- [Given exercise]
Take the material and output all of it exactly.
* BEGIN Stored rows *
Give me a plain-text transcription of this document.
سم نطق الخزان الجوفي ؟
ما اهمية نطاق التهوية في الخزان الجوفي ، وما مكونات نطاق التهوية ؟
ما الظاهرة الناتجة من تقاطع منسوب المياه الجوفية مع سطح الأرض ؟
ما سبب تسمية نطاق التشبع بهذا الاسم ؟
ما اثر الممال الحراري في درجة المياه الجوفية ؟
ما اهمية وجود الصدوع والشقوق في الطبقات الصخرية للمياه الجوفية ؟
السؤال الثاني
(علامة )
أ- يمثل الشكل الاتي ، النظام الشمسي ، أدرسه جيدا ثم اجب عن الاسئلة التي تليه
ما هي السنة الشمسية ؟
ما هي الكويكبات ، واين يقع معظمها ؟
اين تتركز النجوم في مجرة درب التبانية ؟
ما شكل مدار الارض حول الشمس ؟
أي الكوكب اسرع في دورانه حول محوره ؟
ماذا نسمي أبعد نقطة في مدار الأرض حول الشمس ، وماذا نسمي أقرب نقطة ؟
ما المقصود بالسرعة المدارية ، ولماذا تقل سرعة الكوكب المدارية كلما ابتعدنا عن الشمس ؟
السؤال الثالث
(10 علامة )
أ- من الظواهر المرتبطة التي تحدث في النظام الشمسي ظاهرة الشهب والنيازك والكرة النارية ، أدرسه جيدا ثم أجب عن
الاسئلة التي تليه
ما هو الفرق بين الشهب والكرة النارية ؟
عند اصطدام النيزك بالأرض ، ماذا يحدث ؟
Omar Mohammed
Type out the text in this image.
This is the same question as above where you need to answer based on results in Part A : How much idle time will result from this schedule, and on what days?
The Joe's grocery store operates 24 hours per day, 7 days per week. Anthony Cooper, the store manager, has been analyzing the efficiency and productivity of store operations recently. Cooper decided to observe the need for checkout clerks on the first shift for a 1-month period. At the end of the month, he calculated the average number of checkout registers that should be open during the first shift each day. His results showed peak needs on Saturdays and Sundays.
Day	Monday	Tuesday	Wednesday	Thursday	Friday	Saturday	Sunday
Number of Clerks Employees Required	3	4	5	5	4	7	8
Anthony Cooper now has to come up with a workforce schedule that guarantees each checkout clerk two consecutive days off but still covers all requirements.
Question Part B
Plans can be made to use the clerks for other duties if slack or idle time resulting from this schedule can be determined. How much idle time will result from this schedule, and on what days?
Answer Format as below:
* END Stored rows *
- [Full solution]
Give me a plain-text transcription of this document.
سم نطق الخزان الجوفي ؟
ما اهمية نطاق التهوية في الخزان الجوفي ، وما مكونات نطاق التهوية ؟
ما الظاهرة الناتجة من تقاطع منسوب المياه الجوفية مع سطح الأرض ؟
ما سبب تسمية نطاق التشبع بهذا الاسم ؟
ما اثر الممال الحراري في درجة المياه الجوفية ؟
ما اهمية وجود الصدوع والشقوق في الطبقات الصخرية للمياه الجوفية ؟
السؤال الثاني
(علامة )
أ- يمثل الشكل الاتي ، النظام الشمسي ، أدرسه جيدا ثم اجب عن الاسئلة التي تليه
ما هي السنة الشمسية ؟
ما هي الكويكبات ، واين يقع معظمها ؟
اين تتركز النجوم في مجرة درب التبانية ؟
ما شكل مدار الارض حول الشمس ؟
أي الكوكب اسرع في دورانه حول محوره ؟
ماذا نسمي أبعد نقطة في مدار الأرض حول الشمس ، وماذا نسمي أقرب نقطة ؟
ما المقصود بالسرعة المدارية ، ولماذا تقل سرعة الكوكب المدارية كلما ابتعدنا عن الشمس ؟
السؤال الثالث
(10 علامة )
أ- من الظواهر المرتبطة التي تحدث في النظام الشمسي ظاهرة الشهب والنيازك والكرة النارية ، أدرسه جيدا ثم أجب عن
الاسئلة التي تليه
ما هو الفرق بين الشهب والكرة النارية ؟
عند اصطدام النيزك بالأرض ، ماذا يحدث ؟
Omar Mohammed
Type out the text in this image.
This is the same question as above where you need to answer based on results in Part A : How much idle time will result from this schedule, and on what days?
The Joe's grocery store operates 24 hours per day, 7 days per week. Anthony Cooper, the store manager, has been analyzing the efficiency and productivity of store operations recently. Cooper decided to observe the need for checkout clerks on the first shift for a 1-month period. At the end of the month, he calculated the average number of checkout registers that should be open during the first shift each day. His results showed peak needs on Saturdays and Sundays.
Day	Monday	Tuesday	Wednesday	Thursday	Friday	Saturday	Sunday
Number of Clerks Employees Required	3	4	5	5	4	7	8
Anthony Cooper now has to come up with a workforce schedule that guarantees each checkout clerk two consecutive days off but still covers all requirements.
Question Part B
Plans can be made to use the clerks for other duties if slack or idle time resulting from this schedule can be determined. How much idle time will result from this schedule, and on what days?
Answer Format as below:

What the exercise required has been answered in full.